**What you will do**
Locate the word "insurance" in the material, then show every line that holds it.

**Data listing**
□ □ □

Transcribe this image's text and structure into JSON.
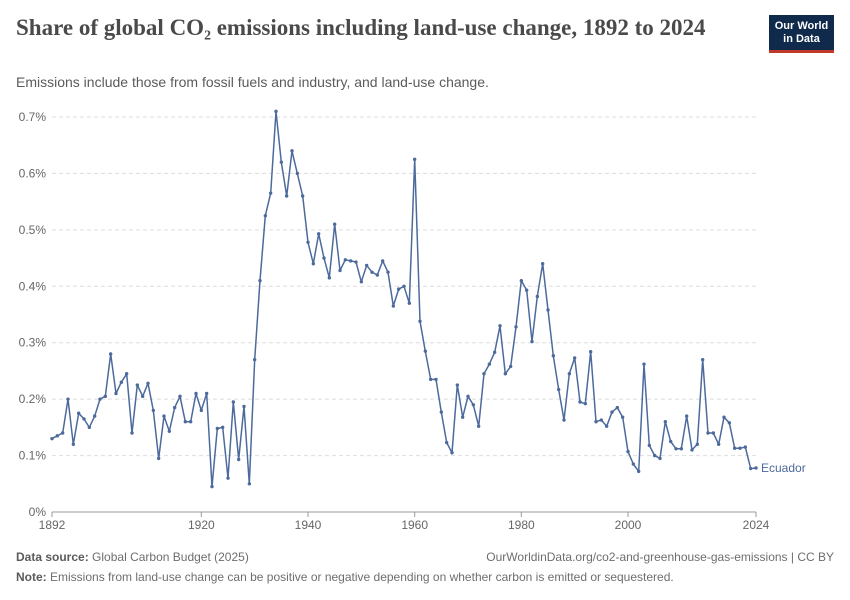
{
  "header": {
    "title": "Share of global CO₂ emissions including land-use change, 1892 to 2024",
    "subtitle": "Emissions include those from fossil fuels and industry, and land-use change."
  },
  "logo": {
    "line1": "Our World",
    "line2": "in Data"
  },
  "footer": {
    "source_label": "Data source:",
    "source": "Global Carbon Budget (2025)",
    "url": "OurWorldinData.org/co2-and-greenhouse-gas-emissions | CC BY",
    "note_label": "Note:",
    "note": "Emissions from land-use change can be positive or negative depending on whether carbon is emitted or sequestered."
  },
  "colors": {
    "series": "#4c6a9c",
    "grid": "#dddddd",
    "axis": "#999999"
  },
  "chart_data": {
    "type": "line",
    "title": "Share of global CO₂ emissions including land-use change, 1892 to 2024",
    "ylim": [
      0,
      0.7
    ],
    "xlim": [
      1892,
      2024
    ],
    "yticks": [
      0,
      0.1,
      0.2,
      0.3,
      0.4,
      0.5,
      0.6,
      0.7
    ],
    "ytick_labels": [
      "0%",
      "0.1%",
      "0.2%",
      "0.3%",
      "0.4%",
      "0.5%",
      "0.6%",
      "0.7%"
    ],
    "xticks": [
      1892,
      1920,
      1940,
      1960,
      1980,
      2000,
      2024
    ],
    "grid": "horizontal dashed",
    "series": [
      {
        "name": "Ecuador",
        "x": [
          1892,
          1893,
          1894,
          1895,
          1896,
          1897,
          1898,
          1899,
          1900,
          1901,
          1902,
          1903,
          1904,
          1905,
          1906,
          1907,
          1908,
          1909,
          1910,
          1911,
          1912,
          1913,
          1914,
          1915,
          1916,
          1917,
          1918,
          1919,
          1920,
          1921,
          1922,
          1923,
          1924,
          1925,
          1926,
          1927,
          1928,
          1929,
          1930,
          1931,
          1932,
          1933,
          1934,
          1935,
          1936,
          1937,
          1938,
          1939,
          1940,
          1941,
          1942,
          1943,
          1944,
          1945,
          1946,
          1947,
          1948,
          1949,
          1950,
          1951,
          1952,
          1953,
          1954,
          1955,
          1956,
          1957,
          1958,
          1959,
          1960,
          1961,
          1962,
          1963,
          1964,
          1965,
          1966,
          1967,
          1968,
          1969,
          1970,
          1971,
          1972,
          1973,
          1974,
          1975,
          1976,
          1977,
          1978,
          1979,
          1980,
          1981,
          1982,
          1983,
          1984,
          1985,
          1986,
          1987,
          1988,
          1989,
          1990,
          1991,
          1992,
          1993,
          1994,
          1995,
          1996,
          1997,
          1998,
          1999,
          2000,
          2001,
          2002,
          2003,
          2004,
          2005,
          2006,
          2007,
          2008,
          2009,
          2010,
          2011,
          2012,
          2013,
          2014,
          2015,
          2016,
          2017,
          2018,
          2019,
          2020,
          2021,
          2022,
          2023,
          2024
        ],
        "values": [
          0.13,
          0.135,
          0.14,
          0.2,
          0.12,
          0.175,
          0.165,
          0.15,
          0.17,
          0.2,
          0.205,
          0.28,
          0.21,
          0.23,
          0.245,
          0.14,
          0.225,
          0.205,
          0.228,
          0.18,
          0.095,
          0.17,
          0.143,
          0.185,
          0.205,
          0.16,
          0.16,
          0.21,
          0.18,
          0.21,
          0.045,
          0.148,
          0.15,
          0.06,
          0.195,
          0.093,
          0.187,
          0.05,
          0.27,
          0.41,
          0.525,
          0.565,
          0.71,
          0.62,
          0.56,
          0.64,
          0.6,
          0.56,
          0.478,
          0.44,
          0.493,
          0.45,
          0.415,
          0.51,
          0.428,
          0.447,
          0.445,
          0.443,
          0.408,
          0.437,
          0.425,
          0.42,
          0.445,
          0.425,
          0.365,
          0.395,
          0.4,
          0.37,
          0.625,
          0.338,
          0.285,
          0.235,
          0.235,
          0.177,
          0.123,
          0.105,
          0.225,
          0.168,
          0.205,
          0.19,
          0.152,
          0.245,
          0.262,
          0.283,
          0.33,
          0.245,
          0.258,
          0.328,
          0.41,
          0.393,
          0.302,
          0.382,
          0.44,
          0.358,
          0.277,
          0.217,
          0.163,
          0.245,
          0.273,
          0.195,
          0.192,
          0.284,
          0.16,
          0.163,
          0.152,
          0.177,
          0.185,
          0.168,
          0.107,
          0.085,
          0.072,
          0.262,
          0.118,
          0.1,
          0.095,
          0.16,
          0.125,
          0.112,
          0.112,
          0.17,
          0.11,
          0.12,
          0.27,
          0.14,
          0.14,
          0.12,
          0.168,
          0.158,
          0.113,
          0.113,
          0.115,
          0.077,
          0.078
        ]
      }
    ]
  }
}
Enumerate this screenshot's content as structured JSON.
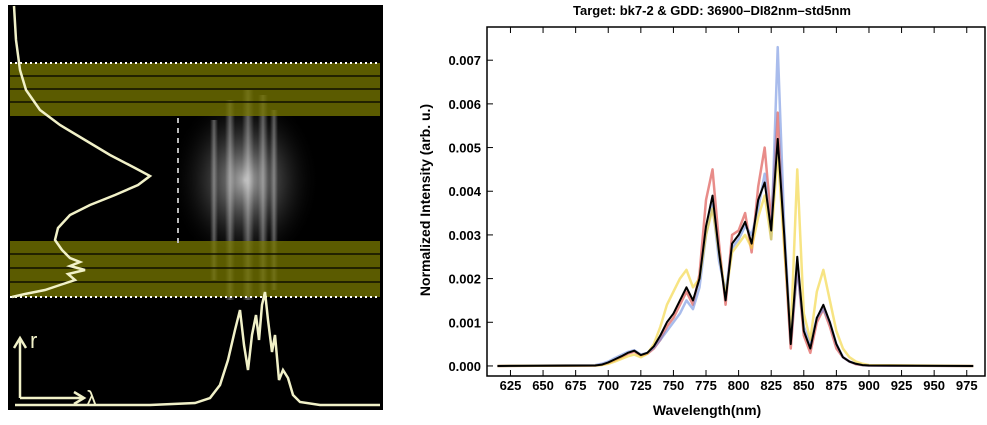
{
  "left_panel": {
    "r_label": "r",
    "lambda_label": "λ"
  },
  "chart_data": {
    "type": "line",
    "title": "Target: bk7-2  &  GDD: 36900–DI82nm–std5nm",
    "xlabel": "Wavelength(nm)",
    "ylabel": "Normalized Intensity (arb. u.)",
    "xlim": [
      607,
      989
    ],
    "ylim": [
      -0.00023,
      0.00776
    ],
    "xticks": [
      625,
      650,
      675,
      700,
      725,
      750,
      775,
      800,
      825,
      850,
      875,
      900,
      925,
      950,
      975
    ],
    "yticks": [
      {
        "value": 0,
        "label": "0.000"
      },
      0.001,
      0.002,
      0.003,
      0.004,
      0.005,
      0.006,
      0.007
    ],
    "x": [
      615,
      690,
      695,
      700,
      705,
      710,
      715,
      720,
      725,
      730,
      735,
      740,
      745,
      750,
      755,
      760,
      765,
      770,
      775,
      780,
      785,
      790,
      795,
      800,
      805,
      810,
      815,
      820,
      825,
      830,
      835,
      840,
      845,
      850,
      855,
      860,
      865,
      870,
      875,
      880,
      885,
      890,
      895,
      900,
      980
    ],
    "series": [
      {
        "color": "#d9403a",
        "values": [
          0,
          1e-05,
          3e-05,
          7e-05,
          0.00013,
          0.0002,
          0.00028,
          0.00033,
          0.00024,
          0.00028,
          0.0004,
          0.0006,
          0.0009,
          0.0011,
          0.0014,
          0.0017,
          0.0014,
          0.0021,
          0.0038,
          0.0045,
          0.0028,
          0.0014,
          0.003,
          0.0031,
          0.0035,
          0.0026,
          0.0041,
          0.005,
          0.0033,
          0.0058,
          0.0028,
          0.0004,
          0.0023,
          0.0007,
          0.0003,
          0.001,
          0.0013,
          0.0009,
          0.0004,
          0.0002,
          0.0001,
          4e-05,
          2e-05,
          1e-05,
          0
        ]
      },
      {
        "color": "#6f8fe0",
        "values": [
          0,
          2e-05,
          5e-05,
          0.0001,
          0.00018,
          0.00025,
          0.00032,
          0.00036,
          0.00026,
          0.0003,
          0.00042,
          0.0006,
          0.0008,
          0.001,
          0.0012,
          0.0015,
          0.0013,
          0.0018,
          0.003,
          0.0037,
          0.0024,
          0.0017,
          0.0027,
          0.0029,
          0.0032,
          0.003,
          0.0036,
          0.0044,
          0.0029,
          0.0073,
          0.0032,
          0.0006,
          0.0022,
          0.0009,
          0.0005,
          0.0011,
          0.0013,
          0.001,
          0.0005,
          0.0002,
          0.0001,
          5e-05,
          2e-05,
          1e-05,
          0
        ]
      },
      {
        "color": "#f2d230",
        "values": [
          0,
          1e-05,
          2e-05,
          5e-05,
          0.0001,
          0.00016,
          0.00022,
          0.00026,
          0.0002,
          0.00028,
          0.0005,
          0.0009,
          0.0014,
          0.0017,
          0.002,
          0.0022,
          0.0018,
          0.002,
          0.003,
          0.0036,
          0.0026,
          0.0016,
          0.0026,
          0.0028,
          0.003,
          0.0027,
          0.0034,
          0.0039,
          0.0029,
          0.0049,
          0.0027,
          0.0007,
          0.0045,
          0.0012,
          0.0006,
          0.0017,
          0.0022,
          0.0015,
          0.0008,
          0.0004,
          0.0002,
          0.0001,
          5e-05,
          2e-05,
          0
        ]
      },
      {
        "color": "#000000",
        "values": [
          0,
          1e-05,
          3e-05,
          8e-05,
          0.00015,
          0.00022,
          0.0003,
          0.00035,
          0.00025,
          0.0003,
          0.00045,
          0.0007,
          0.001,
          0.0012,
          0.0015,
          0.0018,
          0.0015,
          0.002,
          0.0032,
          0.0039,
          0.0026,
          0.0015,
          0.0028,
          0.003,
          0.0033,
          0.0028,
          0.0038,
          0.0042,
          0.0031,
          0.0052,
          0.003,
          0.0005,
          0.0025,
          0.0008,
          0.0004,
          0.0011,
          0.0014,
          0.001,
          0.0005,
          0.0002,
          0.0001,
          5e-05,
          2e-05,
          1e-05,
          0
        ]
      }
    ]
  }
}
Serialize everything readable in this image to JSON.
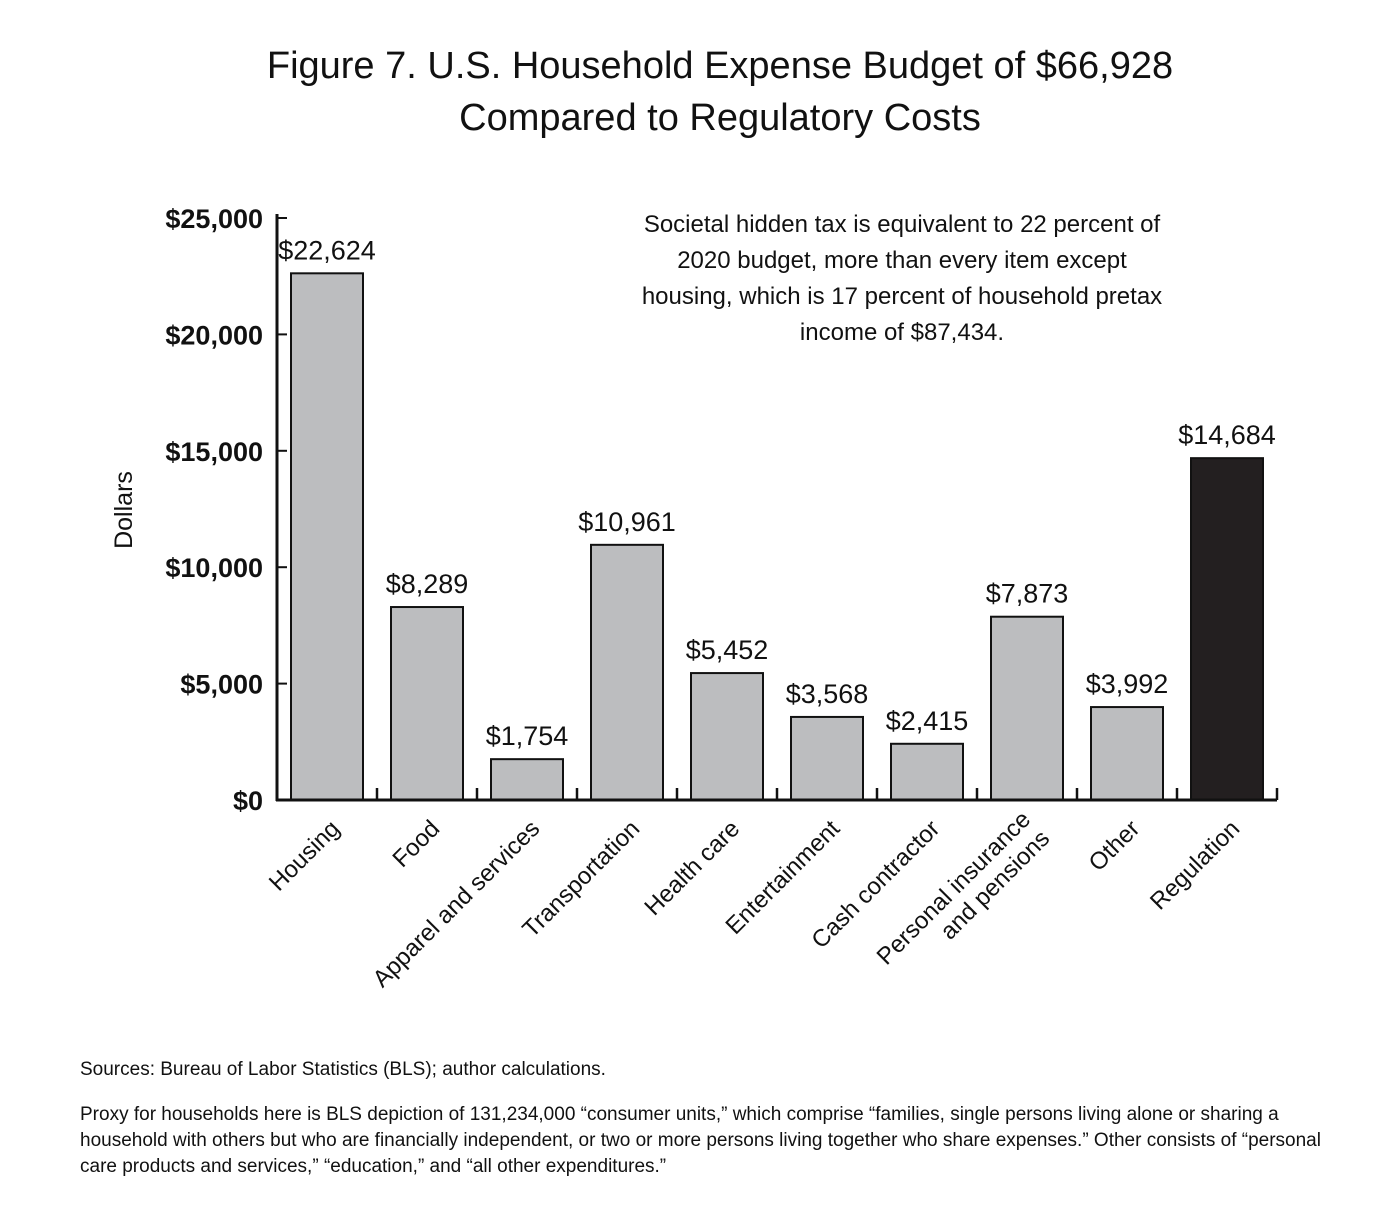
{
  "chart_data": {
    "type": "bar",
    "title_line1": "Figure 7. U.S. Household Expense Budget of $66,928",
    "title_line2": "Compared to Regulatory Costs",
    "ylabel": "Dollars",
    "xlabel": "",
    "ylim": [
      0,
      25000
    ],
    "yticks": [
      0,
      5000,
      10000,
      15000,
      20000,
      25000
    ],
    "ytick_labels": [
      "$0",
      "$5,000",
      "$10,000",
      "$15,000",
      "$20,000",
      "$25,000"
    ],
    "categories": [
      "Housing",
      "Food",
      "Apparel and services",
      "Transportation",
      "Health care",
      "Entertainment",
      "Cash contractor",
      "Personal insurance and pensions",
      "Other",
      "Regulation"
    ],
    "category_label_lines": [
      [
        "Housing"
      ],
      [
        "Food"
      ],
      [
        "Apparel and services"
      ],
      [
        "Transportation"
      ],
      [
        "Health care"
      ],
      [
        "Entertainment"
      ],
      [
        "Cash contractor"
      ],
      [
        "Personal insurance",
        "and pensions"
      ],
      [
        "Other"
      ],
      [
        "Regulation"
      ]
    ],
    "values": [
      22624,
      8289,
      1754,
      10961,
      5452,
      3568,
      2415,
      7873,
      3992,
      14684
    ],
    "data_labels": [
      "$22,624",
      "$8,289",
      "$1,754",
      "$10,961",
      "$5,452",
      "$3,568",
      "$2,415",
      "$7,873",
      "$3,992",
      "$14,684"
    ],
    "colors": {
      "default": "#bcbdbf",
      "highlight": "#231f20",
      "edge": "#111111"
    },
    "highlight_index": 9,
    "grid": false,
    "annotation": [
      "Societal hidden tax is equivalent to 22 percent of",
      "2020 budget, more than every item except",
      "housing, which is 17 percent of household pretax",
      "income of $87,434."
    ]
  },
  "sources": "Sources: Bureau of Labor Statistics (BLS); author calculations.",
  "footnote": "Proxy for households here is BLS depiction of 131,234,000 “consumer units,” which comprise “families, single persons living alone or sharing a household with others but who are financially independent, or two or more persons living together who share expenses.” Other consists of “personal care products and services,” “education,” and “all other expenditures.”"
}
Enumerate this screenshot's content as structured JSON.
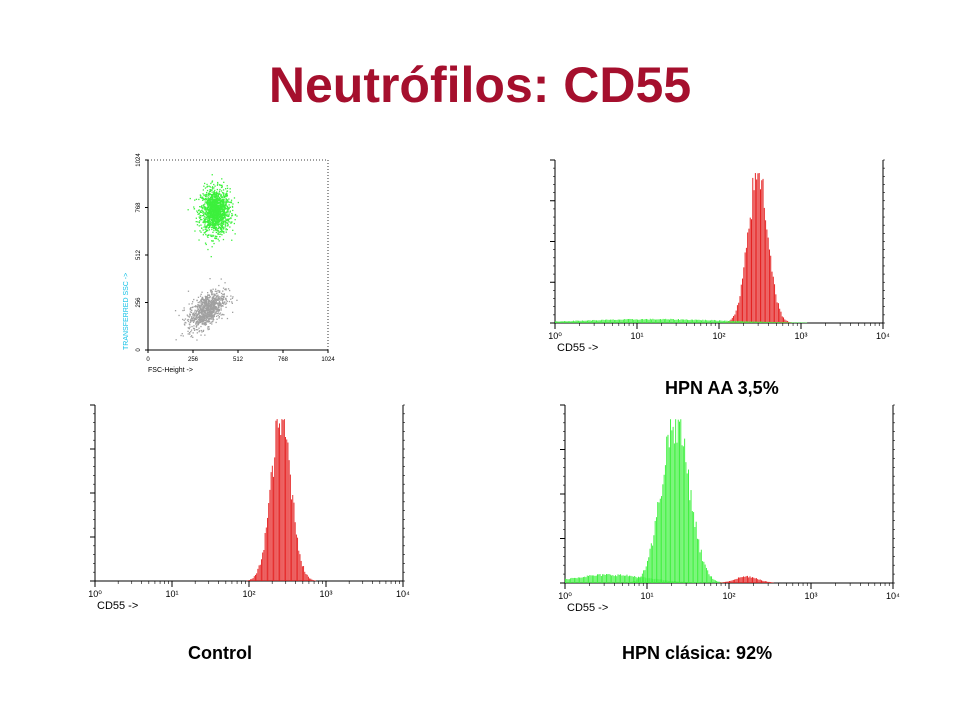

□ □ □

**The response**
      "Personal insurance and pensions",
        "Personal insurance",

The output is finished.